Verbatim output of all the material below is required.

--- LISTING ---

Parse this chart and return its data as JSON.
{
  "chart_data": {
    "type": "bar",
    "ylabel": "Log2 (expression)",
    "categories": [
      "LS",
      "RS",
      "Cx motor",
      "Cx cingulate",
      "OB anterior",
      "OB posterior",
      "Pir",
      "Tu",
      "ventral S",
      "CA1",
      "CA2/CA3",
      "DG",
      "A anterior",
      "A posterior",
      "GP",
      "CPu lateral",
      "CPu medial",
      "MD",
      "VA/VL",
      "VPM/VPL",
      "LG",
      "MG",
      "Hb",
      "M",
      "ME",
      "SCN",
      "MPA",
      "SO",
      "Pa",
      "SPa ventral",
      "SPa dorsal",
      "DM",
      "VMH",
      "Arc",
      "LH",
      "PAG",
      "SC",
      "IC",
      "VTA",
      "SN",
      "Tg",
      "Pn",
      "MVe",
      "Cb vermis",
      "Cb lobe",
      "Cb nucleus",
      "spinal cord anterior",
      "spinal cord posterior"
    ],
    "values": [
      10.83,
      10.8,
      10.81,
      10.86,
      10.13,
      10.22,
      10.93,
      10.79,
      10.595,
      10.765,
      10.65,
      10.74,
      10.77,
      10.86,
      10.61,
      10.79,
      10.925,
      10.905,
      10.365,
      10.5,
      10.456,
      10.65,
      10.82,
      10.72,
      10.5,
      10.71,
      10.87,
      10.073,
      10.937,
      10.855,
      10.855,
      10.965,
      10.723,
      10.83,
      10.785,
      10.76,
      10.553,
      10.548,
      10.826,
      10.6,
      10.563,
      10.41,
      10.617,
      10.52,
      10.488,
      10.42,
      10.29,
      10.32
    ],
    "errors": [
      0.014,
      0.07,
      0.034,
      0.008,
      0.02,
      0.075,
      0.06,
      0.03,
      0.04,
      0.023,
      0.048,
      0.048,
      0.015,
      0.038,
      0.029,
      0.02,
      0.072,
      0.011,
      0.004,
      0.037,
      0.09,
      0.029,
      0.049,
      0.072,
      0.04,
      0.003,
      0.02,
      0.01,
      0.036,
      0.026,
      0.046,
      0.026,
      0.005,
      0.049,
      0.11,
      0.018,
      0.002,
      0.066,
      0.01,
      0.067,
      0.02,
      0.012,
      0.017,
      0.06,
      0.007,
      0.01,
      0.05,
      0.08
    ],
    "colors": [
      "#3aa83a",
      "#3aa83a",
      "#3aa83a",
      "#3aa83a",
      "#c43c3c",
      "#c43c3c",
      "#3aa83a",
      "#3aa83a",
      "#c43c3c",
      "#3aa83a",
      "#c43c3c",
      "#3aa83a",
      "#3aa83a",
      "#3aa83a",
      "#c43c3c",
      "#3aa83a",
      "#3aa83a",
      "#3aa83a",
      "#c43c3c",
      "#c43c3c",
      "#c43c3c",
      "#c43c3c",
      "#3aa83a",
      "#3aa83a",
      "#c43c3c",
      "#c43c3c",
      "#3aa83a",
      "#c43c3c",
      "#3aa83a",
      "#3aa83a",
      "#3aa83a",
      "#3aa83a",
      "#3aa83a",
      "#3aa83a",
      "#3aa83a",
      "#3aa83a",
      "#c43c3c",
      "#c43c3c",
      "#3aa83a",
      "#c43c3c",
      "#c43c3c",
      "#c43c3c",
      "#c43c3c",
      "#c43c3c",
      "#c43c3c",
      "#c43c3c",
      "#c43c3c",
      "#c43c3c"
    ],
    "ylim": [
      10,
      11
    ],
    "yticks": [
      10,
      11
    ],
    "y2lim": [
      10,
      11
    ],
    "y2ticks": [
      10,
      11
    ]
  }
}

---

• **SOLUTION TO THE EXERCISE**
Parse this chart and return its data as JSON.
{
  "chart_data": {
    "type": "bar",
    "ylabel": "Log2 (expression)",
    "categories": [
      "LS",
      "RS",
      "Cx motor",
      "Cx cingulate",
      "OB anterior",
      "OB posterior",
      "Pir",
      "Tu",
      "ventral S",
      "CA1",
      "CA2/CA3",
      "DG",
      "A anterior",
      "A posterior",
      "GP",
      "CPu lateral",
      "CPu medial",
      "MD",
      "VA/VL",
      "VPM/VPL",
      "LG",
      "MG",
      "Hb",
      "M",
      "ME",
      "SCN",
      "MPA",
      "SO",
      "Pa",
      "SPa ventral",
      "SPa dorsal",
      "DM",
      "VMH",
      "Arc",
      "LH",
      "PAG",
      "SC",
      "IC",
      "VTA",
      "SN",
      "Tg",
      "Pn",
      "MVe",
      "Cb vermis",
      "Cb lobe",
      "Cb nucleus",
      "spinal cord anterior",
      "spinal cord posterior"
    ],
    "values": [
      10.83,
      10.8,
      10.81,
      10.86,
      10.13,
      10.22,
      10.93,
      10.79,
      10.595,
      10.765,
      10.65,
      10.74,
      10.77,
      10.86,
      10.61,
      10.79,
      10.925,
      10.905,
      10.365,
      10.5,
      10.456,
      10.65,
      10.82,
      10.72,
      10.5,
      10.71,
      10.87,
      10.073,
      10.937,
      10.855,
      10.855,
      10.965,
      10.723,
      10.83,
      10.785,
      10.76,
      10.553,
      10.548,
      10.826,
      10.6,
      10.563,
      10.41,
      10.617,
      10.52,
      10.488,
      10.42,
      10.29,
      10.32
    ],
    "errors": [
      0.014,
      0.07,
      0.034,
      0.008,
      0.02,
      0.075,
      0.06,
      0.03,
      0.04,
      0.023,
      0.048,
      0.048,
      0.015,
      0.038,
      0.029,
      0.02,
      0.072,
      0.011,
      0.004,
      0.037,
      0.09,
      0.029,
      0.049,
      0.072,
      0.04,
      0.003,
      0.02,
      0.01,
      0.036,
      0.026,
      0.046,
      0.026,
      0.005,
      0.049,
      0.11,
      0.018,
      0.002,
      0.066,
      0.01,
      0.067,
      0.02,
      0.012,
      0.017,
      0.06,
      0.007,
      0.01,
      0.05,
      0.08
    ],
    "colors": [
      "#3aa83a",
      "#3aa83a",
      "#3aa83a",
      "#3aa83a",
      "#c43c3c",
      "#c43c3c",
      "#3aa83a",
      "#3aa83a",
      "#c43c3c",
      "#3aa83a",
      "#c43c3c",
      "#3aa83a",
      "#3aa83a",
      "#3aa83a",
      "#c43c3c",
      "#3aa83a",
      "#3aa83a",
      "#3aa83a",
      "#c43c3c",
      "#c43c3c",
      "#c43c3c",
      "#c43c3c",
      "#3aa83a",
      "#3aa83a",
      "#c43c3c",
      "#c43c3c",
      "#3aa83a",
      "#c43c3c",
      "#3aa83a",
      "#3aa83a",
      "#3aa83a",
      "#3aa83a",
      "#3aa83a",
      "#3aa83a",
      "#3aa83a",
      "#3aa83a",
      "#c43c3c",
      "#c43c3c",
      "#3aa83a",
      "#c43c3c",
      "#c43c3c",
      "#c43c3c",
      "#c43c3c",
      "#c43c3c",
      "#c43c3c",
      "#c43c3c",
      "#c43c3c",
      "#c43c3c"
    ],
    "ylim": [
      10,
      11
    ],
    "yticks": [
      10,
      11
    ],
    "y2lim": [
      10,
      11
    ],
    "y2ticks": [
      10,
      11
    ]
  }
}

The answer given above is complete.